__Task directions__.
Reproduce the records below exactly as they appear.

__Items__.
_____
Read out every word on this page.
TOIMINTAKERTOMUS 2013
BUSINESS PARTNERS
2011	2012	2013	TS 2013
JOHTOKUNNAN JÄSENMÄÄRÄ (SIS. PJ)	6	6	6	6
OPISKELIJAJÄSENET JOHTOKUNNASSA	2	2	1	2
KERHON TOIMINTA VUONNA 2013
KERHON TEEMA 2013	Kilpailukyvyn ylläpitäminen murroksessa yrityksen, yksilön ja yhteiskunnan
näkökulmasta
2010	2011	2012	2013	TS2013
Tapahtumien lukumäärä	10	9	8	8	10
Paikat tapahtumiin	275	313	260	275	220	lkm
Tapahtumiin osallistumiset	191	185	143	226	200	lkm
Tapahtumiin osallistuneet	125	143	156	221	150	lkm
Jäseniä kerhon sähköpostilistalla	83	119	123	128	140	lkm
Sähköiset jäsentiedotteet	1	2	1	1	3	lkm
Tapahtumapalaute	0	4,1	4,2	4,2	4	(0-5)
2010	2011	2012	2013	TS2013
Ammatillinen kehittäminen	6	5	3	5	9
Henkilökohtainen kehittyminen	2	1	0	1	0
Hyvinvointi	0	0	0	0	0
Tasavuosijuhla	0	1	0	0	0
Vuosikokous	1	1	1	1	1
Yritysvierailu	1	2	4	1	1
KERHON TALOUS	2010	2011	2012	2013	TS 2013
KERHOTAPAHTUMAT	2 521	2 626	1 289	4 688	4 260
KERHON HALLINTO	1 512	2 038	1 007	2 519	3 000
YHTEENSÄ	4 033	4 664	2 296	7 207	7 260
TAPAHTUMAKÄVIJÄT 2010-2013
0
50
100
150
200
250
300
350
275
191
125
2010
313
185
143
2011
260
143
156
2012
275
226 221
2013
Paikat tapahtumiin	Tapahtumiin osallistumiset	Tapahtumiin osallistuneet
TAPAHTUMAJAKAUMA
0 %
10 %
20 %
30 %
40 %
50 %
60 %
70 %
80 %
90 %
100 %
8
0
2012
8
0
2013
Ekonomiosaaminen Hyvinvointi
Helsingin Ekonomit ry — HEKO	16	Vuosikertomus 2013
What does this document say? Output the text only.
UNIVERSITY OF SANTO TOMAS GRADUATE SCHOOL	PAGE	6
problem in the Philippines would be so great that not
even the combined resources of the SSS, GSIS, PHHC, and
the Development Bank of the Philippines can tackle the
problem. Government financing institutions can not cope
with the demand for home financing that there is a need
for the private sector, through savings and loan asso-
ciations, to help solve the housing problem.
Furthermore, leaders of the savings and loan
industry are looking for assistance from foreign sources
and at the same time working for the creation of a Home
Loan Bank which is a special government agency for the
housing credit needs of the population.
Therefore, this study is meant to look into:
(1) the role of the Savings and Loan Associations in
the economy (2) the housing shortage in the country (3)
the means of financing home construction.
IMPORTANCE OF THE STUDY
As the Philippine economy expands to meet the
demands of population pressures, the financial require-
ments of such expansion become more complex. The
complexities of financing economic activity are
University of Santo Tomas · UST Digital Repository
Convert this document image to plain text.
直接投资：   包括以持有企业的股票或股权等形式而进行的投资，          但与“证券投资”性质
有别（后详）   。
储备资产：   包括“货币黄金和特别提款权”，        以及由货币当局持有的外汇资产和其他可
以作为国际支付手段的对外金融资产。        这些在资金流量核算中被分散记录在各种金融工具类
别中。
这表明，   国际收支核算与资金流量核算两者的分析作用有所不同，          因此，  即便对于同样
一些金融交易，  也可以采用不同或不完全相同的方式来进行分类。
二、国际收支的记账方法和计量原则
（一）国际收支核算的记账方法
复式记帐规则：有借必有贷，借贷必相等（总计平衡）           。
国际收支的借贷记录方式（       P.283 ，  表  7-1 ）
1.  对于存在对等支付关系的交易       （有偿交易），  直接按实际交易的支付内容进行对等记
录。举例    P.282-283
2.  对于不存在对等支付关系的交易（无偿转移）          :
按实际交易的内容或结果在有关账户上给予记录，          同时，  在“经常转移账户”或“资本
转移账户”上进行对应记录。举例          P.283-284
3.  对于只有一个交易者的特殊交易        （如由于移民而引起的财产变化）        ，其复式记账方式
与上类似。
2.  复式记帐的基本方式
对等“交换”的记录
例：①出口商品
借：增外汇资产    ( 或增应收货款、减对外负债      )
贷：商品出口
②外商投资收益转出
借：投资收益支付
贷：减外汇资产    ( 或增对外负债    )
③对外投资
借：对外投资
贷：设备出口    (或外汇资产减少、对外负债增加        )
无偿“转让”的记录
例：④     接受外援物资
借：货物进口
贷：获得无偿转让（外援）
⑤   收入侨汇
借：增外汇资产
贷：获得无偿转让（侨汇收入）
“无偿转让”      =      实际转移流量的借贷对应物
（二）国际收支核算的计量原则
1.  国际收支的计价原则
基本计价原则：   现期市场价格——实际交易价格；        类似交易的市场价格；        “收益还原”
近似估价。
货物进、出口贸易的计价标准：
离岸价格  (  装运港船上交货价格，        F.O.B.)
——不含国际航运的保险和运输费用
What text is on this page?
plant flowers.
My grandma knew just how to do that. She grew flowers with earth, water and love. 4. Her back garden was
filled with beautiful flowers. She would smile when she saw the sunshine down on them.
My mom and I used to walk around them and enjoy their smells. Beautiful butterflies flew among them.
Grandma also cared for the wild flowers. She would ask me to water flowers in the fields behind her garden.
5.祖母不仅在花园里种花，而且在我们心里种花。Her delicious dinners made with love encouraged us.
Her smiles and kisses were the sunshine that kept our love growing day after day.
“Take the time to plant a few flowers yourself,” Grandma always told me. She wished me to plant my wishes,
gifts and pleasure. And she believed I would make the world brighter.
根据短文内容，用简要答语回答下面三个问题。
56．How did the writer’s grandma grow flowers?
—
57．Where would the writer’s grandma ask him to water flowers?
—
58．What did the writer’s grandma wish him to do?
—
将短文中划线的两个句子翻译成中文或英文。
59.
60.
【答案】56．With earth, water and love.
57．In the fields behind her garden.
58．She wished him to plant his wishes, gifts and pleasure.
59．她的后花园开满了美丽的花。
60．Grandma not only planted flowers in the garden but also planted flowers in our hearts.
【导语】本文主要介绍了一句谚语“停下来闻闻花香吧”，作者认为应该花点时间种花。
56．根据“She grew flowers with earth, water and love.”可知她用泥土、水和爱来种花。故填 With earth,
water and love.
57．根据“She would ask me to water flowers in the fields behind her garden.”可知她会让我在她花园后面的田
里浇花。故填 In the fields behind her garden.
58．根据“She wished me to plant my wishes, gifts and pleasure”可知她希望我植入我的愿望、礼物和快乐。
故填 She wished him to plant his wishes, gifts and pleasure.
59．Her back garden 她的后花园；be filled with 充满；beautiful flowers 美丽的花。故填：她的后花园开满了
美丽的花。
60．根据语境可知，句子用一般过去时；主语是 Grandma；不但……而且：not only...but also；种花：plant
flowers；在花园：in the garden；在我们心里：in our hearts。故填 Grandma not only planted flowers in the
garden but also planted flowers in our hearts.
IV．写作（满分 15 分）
_____
__Finished task__.
Read out every word on this page.
TOIMINTAKERTOMUS 2013
BUSINESS PARTNERS
2011	2012	2013	TS 2013
JOHTOKUNNAN JÄSENMÄÄRÄ (SIS. PJ)	6	6	6	6
OPISKELIJAJÄSENET JOHTOKUNNASSA	2	2	1	2
KERHON TOIMINTA VUONNA 2013
KERHON TEEMA 2013	Kilpailukyvyn ylläpitäminen murroksessa yrityksen, yksilön ja yhteiskunnan
näkökulmasta
2010	2011	2012	2013	TS2013
Tapahtumien lukumäärä	10	9	8	8	10
Paikat tapahtumiin	275	313	260	275	220	lkm
Tapahtumiin osallistumiset	191	185	143	226	200	lkm
Tapahtumiin osallistuneet	125	143	156	221	150	lkm
Jäseniä kerhon sähköpostilistalla	83	119	123	128	140	lkm
Sähköiset jäsentiedotteet	1	2	1	1	3	lkm
Tapahtumapalaute	0	4,1	4,2	4,2	4	(0-5)
2010	2011	2012	2013	TS2013
Ammatillinen kehittäminen	6	5	3	5	9
Henkilökohtainen kehittyminen	2	1	0	1	0
Hyvinvointi	0	0	0	0	0
Tasavuosijuhla	0	1	0	0	0
Vuosikokous	1	1	1	1	1
Yritysvierailu	1	2	4	1	1
KERHON TALOUS	2010	2011	2012	2013	TS 2013
KERHOTAPAHTUMAT	2 521	2 626	1 289	4 688	4 260
KERHON HALLINTO	1 512	2 038	1 007	2 519	3 000
YHTEENSÄ	4 033	4 664	2 296	7 207	7 260
TAPAHTUMAKÄVIJÄT 2010-2013
0
50
100
150
200
250
300
350
275
191
125
2010
313
185
143
2011
260
143
156
2012
275
226 221
2013
Paikat tapahtumiin	Tapahtumiin osallistumiset	Tapahtumiin osallistuneet
TAPAHTUMAJAKAUMA
0 %
10 %
20 %
30 %
40 %
50 %
60 %
70 %
80 %
90 %
100 %
8
0
2012
8
0
2013
Ekonomiosaaminen Hyvinvointi
Helsingin Ekonomit ry — HEKO	16	Vuosikertomus 2013
What does this document say? Output the text only.
UNIVERSITY OF SANTO TOMAS GRADUATE SCHOOL	PAGE	6
problem in the Philippines would be so great that not
even the combined resources of the SSS, GSIS, PHHC, and
the Development Bank of the Philippines can tackle the
problem. Government financing institutions can not cope
with the demand for home financing that there is a need
for the private sector, through savings and loan asso-
ciations, to help solve the housing problem.
Furthermore, leaders of the savings and loan
industry are looking for assistance from foreign sources
and at the same time working for the creation of a Home
Loan Bank which is a special government agency for the
housing credit needs of the population.
Therefore, this study is meant to look into:
(1) the role of the Savings and Loan Associations in
the economy (2) the housing shortage in the country (3)
the means of financing home construction.
IMPORTANCE OF THE STUDY
As the Philippine economy expands to meet the
demands of population pressures, the financial require-
ments of such expansion become more complex. The
complexities of financing economic activity are
University of Santo Tomas · UST Digital Repository
Convert this document image to plain text.
直接投资：   包括以持有企业的股票或股权等形式而进行的投资，          但与“证券投资”性质
有别（后详）   。
储备资产：   包括“货币黄金和特别提款权”，        以及由货币当局持有的外汇资产和其他可
以作为国际支付手段的对外金融资产。        这些在资金流量核算中被分散记录在各种金融工具类
别中。
这表明，   国际收支核算与资金流量核算两者的分析作用有所不同，          因此，  即便对于同样
一些金融交易，  也可以采用不同或不完全相同的方式来进行分类。
二、国际收支的记账方法和计量原则
（一）国际收支核算的记账方法
复式记帐规则：有借必有贷，借贷必相等（总计平衡）           。
国际收支的借贷记录方式（       P.283 ，  表  7-1 ）
1.  对于存在对等支付关系的交易       （有偿交易），  直接按实际交易的支付内容进行对等记
录。举例    P.282-283
2.  对于不存在对等支付关系的交易（无偿转移）          :
按实际交易的内容或结果在有关账户上给予记录，          同时，  在“经常转移账户”或“资本
转移账户”上进行对应记录。举例          P.283-284
3.  对于只有一个交易者的特殊交易        （如由于移民而引起的财产变化）        ，其复式记账方式
与上类似。
2.  复式记帐的基本方式
对等“交换”的记录
例：①出口商品
借：增外汇资产    ( 或增应收货款、减对外负债      )
贷：商品出口
②外商投资收益转出
借：投资收益支付
贷：减外汇资产    ( 或增对外负债    )
③对外投资
借：对外投资
贷：设备出口    (或外汇资产减少、对外负债增加        )
无偿“转让”的记录
例：④     接受外援物资
借：货物进口
贷：获得无偿转让（外援）
⑤   收入侨汇
借：增外汇资产
贷：获得无偿转让（侨汇收入）
“无偿转让”      =      实际转移流量的借贷对应物
（二）国际收支核算的计量原则
1.  国际收支的计价原则
基本计价原则：   现期市场价格——实际交易价格；        类似交易的市场价格；        “收益还原”
近似估价。
货物进、出口贸易的计价标准：
离岸价格  (  装运港船上交货价格，        F.O.B.)
——不含国际航运的保险和运输费用
What text is on this page?
plant flowers.
My grandma knew just how to do that. She grew flowers with earth, water and love. 4. Her back garden was
filled with beautiful flowers. She would smile when she saw the sunshine down on them.
My mom and I used to walk around them and enjoy their smells. Beautiful butterflies flew among them.
Grandma also cared for the wild flowers. She would ask me to water flowers in the fields behind her garden.
5.祖母不仅在花园里种花，而且在我们心里种花。Her delicious dinners made with love encouraged us.
Her smiles and kisses were the sunshine that kept our love growing day after day.
“Take the time to plant a few flowers yourself,” Grandma always told me. She wished me to plant my wishes,
gifts and pleasure. And she believed I would make the world brighter.
根据短文内容，用简要答语回答下面三个问题。
56．How did the writer’s grandma grow flowers?
—
57．Where would the writer’s grandma ask him to water flowers?
—
58．What did the writer’s grandma wish him to do?
—
将短文中划线的两个句子翻译成中文或英文。
59.
60.
【答案】56．With earth, water and love.
57．In the fields behind her garden.
58．She wished him to plant his wishes, gifts and pleasure.
59．她的后花园开满了美丽的花。
60．Grandma not only planted flowers in the garden but also planted flowers in our hearts.
【导语】本文主要介绍了一句谚语“停下来闻闻花香吧”，作者认为应该花点时间种花。
56．根据“She grew flowers with earth, water and love.”可知她用泥土、水和爱来种花。故填 With earth,
water and love.
57．根据“She would ask me to water flowers in the fields behind her garden.”可知她会让我在她花园后面的田
里浇花。故填 In the fields behind her garden.
58．根据“She wished me to plant my wishes, gifts and pleasure”可知她希望我植入我的愿望、礼物和快乐。
故填 She wished him to plant his wishes, gifts and pleasure.
59．Her back garden 她的后花园；be filled with 充满；beautiful flowers 美丽的花。故填：她的后花园开满了
美丽的花。
60．根据语境可知，句子用一般过去时；主语是 Grandma；不但……而且：not only...but also；种花：plant
flowers；在花园：in the garden；在我们心里：in our hearts。故填 Grandma not only planted flowers in the
garden but also planted flowers in our hearts.
IV．写作（满分 15 分）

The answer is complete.